Extract the complete listing and output it unchanged.
▶
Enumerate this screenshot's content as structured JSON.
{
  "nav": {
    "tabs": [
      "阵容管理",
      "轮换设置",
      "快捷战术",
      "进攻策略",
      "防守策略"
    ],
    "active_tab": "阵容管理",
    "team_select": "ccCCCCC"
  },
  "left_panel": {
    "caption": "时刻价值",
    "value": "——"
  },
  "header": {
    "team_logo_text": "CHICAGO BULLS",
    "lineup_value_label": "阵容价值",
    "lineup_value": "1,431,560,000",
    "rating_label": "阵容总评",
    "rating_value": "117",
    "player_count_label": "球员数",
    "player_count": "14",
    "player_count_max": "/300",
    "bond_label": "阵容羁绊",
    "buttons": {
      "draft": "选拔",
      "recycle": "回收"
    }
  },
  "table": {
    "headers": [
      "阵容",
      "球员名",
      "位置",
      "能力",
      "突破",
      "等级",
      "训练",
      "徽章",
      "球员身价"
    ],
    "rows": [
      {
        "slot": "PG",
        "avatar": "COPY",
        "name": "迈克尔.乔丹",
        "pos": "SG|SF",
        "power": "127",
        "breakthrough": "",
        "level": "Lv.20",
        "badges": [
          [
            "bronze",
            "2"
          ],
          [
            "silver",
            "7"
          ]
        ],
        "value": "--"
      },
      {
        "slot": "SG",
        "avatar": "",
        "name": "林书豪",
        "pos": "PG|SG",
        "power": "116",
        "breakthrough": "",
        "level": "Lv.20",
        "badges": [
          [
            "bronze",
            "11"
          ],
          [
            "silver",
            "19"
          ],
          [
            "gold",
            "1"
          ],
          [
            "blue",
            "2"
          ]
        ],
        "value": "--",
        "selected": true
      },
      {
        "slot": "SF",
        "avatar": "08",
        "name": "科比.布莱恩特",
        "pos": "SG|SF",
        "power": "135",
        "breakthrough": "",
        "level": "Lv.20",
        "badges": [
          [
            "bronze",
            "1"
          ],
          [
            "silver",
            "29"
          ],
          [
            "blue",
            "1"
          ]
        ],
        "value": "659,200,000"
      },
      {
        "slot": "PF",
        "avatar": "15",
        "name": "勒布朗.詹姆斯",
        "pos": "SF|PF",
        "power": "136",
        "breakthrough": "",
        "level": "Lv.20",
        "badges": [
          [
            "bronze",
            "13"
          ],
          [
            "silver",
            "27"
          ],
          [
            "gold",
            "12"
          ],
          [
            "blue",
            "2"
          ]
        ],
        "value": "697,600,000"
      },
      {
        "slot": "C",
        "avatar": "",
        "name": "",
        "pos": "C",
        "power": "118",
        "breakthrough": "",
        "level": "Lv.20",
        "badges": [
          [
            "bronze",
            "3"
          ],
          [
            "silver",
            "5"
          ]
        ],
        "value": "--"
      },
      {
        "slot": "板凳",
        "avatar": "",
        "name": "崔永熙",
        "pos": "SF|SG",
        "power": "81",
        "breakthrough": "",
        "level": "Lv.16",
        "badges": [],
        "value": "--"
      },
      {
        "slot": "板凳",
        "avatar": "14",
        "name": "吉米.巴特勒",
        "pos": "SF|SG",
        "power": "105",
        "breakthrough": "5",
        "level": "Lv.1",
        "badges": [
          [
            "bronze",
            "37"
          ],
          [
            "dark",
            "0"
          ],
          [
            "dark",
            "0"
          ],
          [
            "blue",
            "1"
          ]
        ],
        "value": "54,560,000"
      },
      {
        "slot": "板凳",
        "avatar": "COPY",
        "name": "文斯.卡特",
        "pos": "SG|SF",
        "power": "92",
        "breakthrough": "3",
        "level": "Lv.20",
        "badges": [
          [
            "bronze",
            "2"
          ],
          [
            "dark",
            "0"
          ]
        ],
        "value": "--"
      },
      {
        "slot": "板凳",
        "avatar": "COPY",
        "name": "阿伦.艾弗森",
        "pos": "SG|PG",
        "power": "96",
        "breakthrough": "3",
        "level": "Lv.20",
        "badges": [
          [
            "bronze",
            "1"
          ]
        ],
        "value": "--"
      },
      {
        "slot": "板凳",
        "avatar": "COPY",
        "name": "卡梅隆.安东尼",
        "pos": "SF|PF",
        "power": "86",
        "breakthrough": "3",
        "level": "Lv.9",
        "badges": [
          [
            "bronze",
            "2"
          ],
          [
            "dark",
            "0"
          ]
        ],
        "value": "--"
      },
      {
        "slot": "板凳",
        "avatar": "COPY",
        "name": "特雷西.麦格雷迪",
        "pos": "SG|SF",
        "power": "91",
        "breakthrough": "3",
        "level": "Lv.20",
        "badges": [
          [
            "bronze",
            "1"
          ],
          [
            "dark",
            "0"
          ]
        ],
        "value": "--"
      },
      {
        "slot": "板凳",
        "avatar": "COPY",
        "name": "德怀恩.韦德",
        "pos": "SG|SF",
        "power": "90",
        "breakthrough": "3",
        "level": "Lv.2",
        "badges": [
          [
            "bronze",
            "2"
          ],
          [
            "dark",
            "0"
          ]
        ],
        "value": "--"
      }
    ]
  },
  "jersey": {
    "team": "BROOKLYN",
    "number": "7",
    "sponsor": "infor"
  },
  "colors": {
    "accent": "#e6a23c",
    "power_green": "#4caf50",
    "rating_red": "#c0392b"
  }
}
◀
* _In response_:
Enumerate this screenshot's content as structured JSON.
{
  "nav": {
    "tabs": [
      "阵容管理",
      "轮换设置",
      "快捷战术",
      "进攻策略",
      "防守策略"
    ],
    "active_tab": "阵容管理",
    "team_select": "ccCCCCC"
  },
  "left_panel": {
    "caption": "时刻价值",
    "value": "——"
  },
  "header": {
    "team_logo_text": "CHICAGO BULLS",
    "lineup_value_label": "阵容价值",
    "lineup_value": "1,431,560,000",
    "rating_label": "阵容总评",
    "rating_value": "117",
    "player_count_label": "球员数",
    "player_count": "14",
    "player_count_max": "/300",
    "bond_label": "阵容羁绊",
    "buttons": {
      "draft": "选拔",
      "recycle": "回收"
    }
  },
  "table": {
    "headers": [
      "阵容",
      "球员名",
      "位置",
      "能力",
      "突破",
      "等级",
      "训练",
      "徽章",
      "球员身价"
    ],
    "rows": [
      {
        "slot": "PG",
        "avatar": "COPY",
        "name": "迈克尔.乔丹",
        "pos": "SG|SF",
        "power": "127",
        "breakthrough": "",
        "level": "Lv.20",
        "badges": [
          [
            "bronze",
            "2"
          ],
          [
            "silver",
            "7"
          ]
        ],
        "value": "--"
      },
      {
        "slot": "SG",
        "avatar": "",
        "name": "林书豪",
        "pos": "PG|SG",
        "power": "116",
        "breakthrough": "",
        "level": "Lv.20",
        "badges": [
          [
            "bronze",
            "11"
          ],
          [
            "silver",
            "19"
          ],
          [
            "gold",
            "1"
          ],
          [
            "blue",
            "2"
          ]
        ],
        "value": "--",
        "selected": true
      },
      {
        "slot": "SF",
        "avatar": "08",
        "name": "科比.布莱恩特",
        "pos": "SG|SF",
        "power": "135",
        "breakthrough": "",
        "level": "Lv.20",
        "badges": [
          [
            "bronze",
            "1"
          ],
          [
            "silver",
            "29"
          ],
          [
            "blue",
            "1"
          ]
        ],
        "value": "659,200,000"
      },
      {
        "slot": "PF",
        "avatar": "15",
        "name": "勒布朗.詹姆斯",
        "pos": "SF|PF",
        "power": "136",
        "breakthrough": "",
        "level": "Lv.20",
        "badges": [
          [
            "bronze",
            "13"
          ],
          [
            "silver",
            "27"
          ],
          [
            "gold",
            "12"
          ],
          [
            "blue",
            "2"
          ]
        ],
        "value": "697,600,000"
      },
      {
        "slot": "C",
        "avatar": "",
        "name": "",
        "pos": "C",
        "power": "118",
        "breakthrough": "",
        "level": "Lv.20",
        "badges": [
          [
            "bronze",
            "3"
          ],
          [
            "silver",
            "5"
          ]
        ],
        "value": "--"
      },
      {
        "slot": "板凳",
        "avatar": "",
        "name": "崔永熙",
        "pos": "SF|SG",
        "power": "81",
        "breakthrough": "",
        "level": "Lv.16",
        "badges": [],
        "value": "--"
      },
      {
        "slot": "板凳",
        "avatar": "14",
        "name": "吉米.巴特勒",
        "pos": "SF|SG",
        "power": "105",
        "breakthrough": "5",
        "level": "Lv.1",
        "badges": [
          [
            "bronze",
            "37"
          ],
          [
            "dark",
            "0"
          ],
          [
            "dark",
            "0"
          ],
          [
            "blue",
            "1"
          ]
        ],
        "value": "54,560,000"
      },
      {
        "slot": "板凳",
        "avatar": "COPY",
        "name": "文斯.卡特",
        "pos": "SG|SF",
        "power": "92",
        "breakthrough": "3",
        "level": "Lv.20",
        "badges": [
          [
            "bronze",
            "2"
          ],
          [
            "dark",
            "0"
          ]
        ],
        "value": "--"
      },
      {
        "slot": "板凳",
        "avatar": "COPY",
        "name": "阿伦.艾弗森",
        "pos": "SG|PG",
        "power": "96",
        "breakthrough": "3",
        "level": "Lv.20",
        "badges": [
          [
            "bronze",
            "1"
          ]
        ],
        "value": "--"
      },
      {
        "slot": "板凳",
        "avatar": "COPY",
        "name": "卡梅隆.安东尼",
        "pos": "SF|PF",
        "power": "86",
        "breakthrough": "3",
        "level": "Lv.9",
        "badges": [
          [
            "bronze",
            "2"
          ],
          [
            "dark",
            "0"
          ]
        ],
        "value": "--"
      },
      {
        "slot": "板凳",
        "avatar": "COPY",
        "name": "特雷西.麦格雷迪",
        "pos": "SG|SF",
        "power": "91",
        "breakthrough": "3",
        "level": "Lv.20",
        "badges": [
          [
            "bronze",
            "1"
          ],
          [
            "dark",
            "0"
          ]
        ],
        "value": "--"
      },
      {
        "slot": "板凳",
        "avatar": "COPY",
        "name": "德怀恩.韦德",
        "pos": "SG|SF",
        "power": "90",
        "breakthrough": "3",
        "level": "Lv.2",
        "badges": [
          [
            "bronze",
            "2"
          ],
          [
            "dark",
            "0"
          ]
        ],
        "value": "--"
      }
    ]
  },
  "jersey": {
    "team": "BROOKLYN",
    "number": "7",
    "sponsor": "infor"
  },
  "colors": {
    "accent": "#e6a23c",
    "power_green": "#4caf50",
    "rating_red": "#c0392b"
  }
}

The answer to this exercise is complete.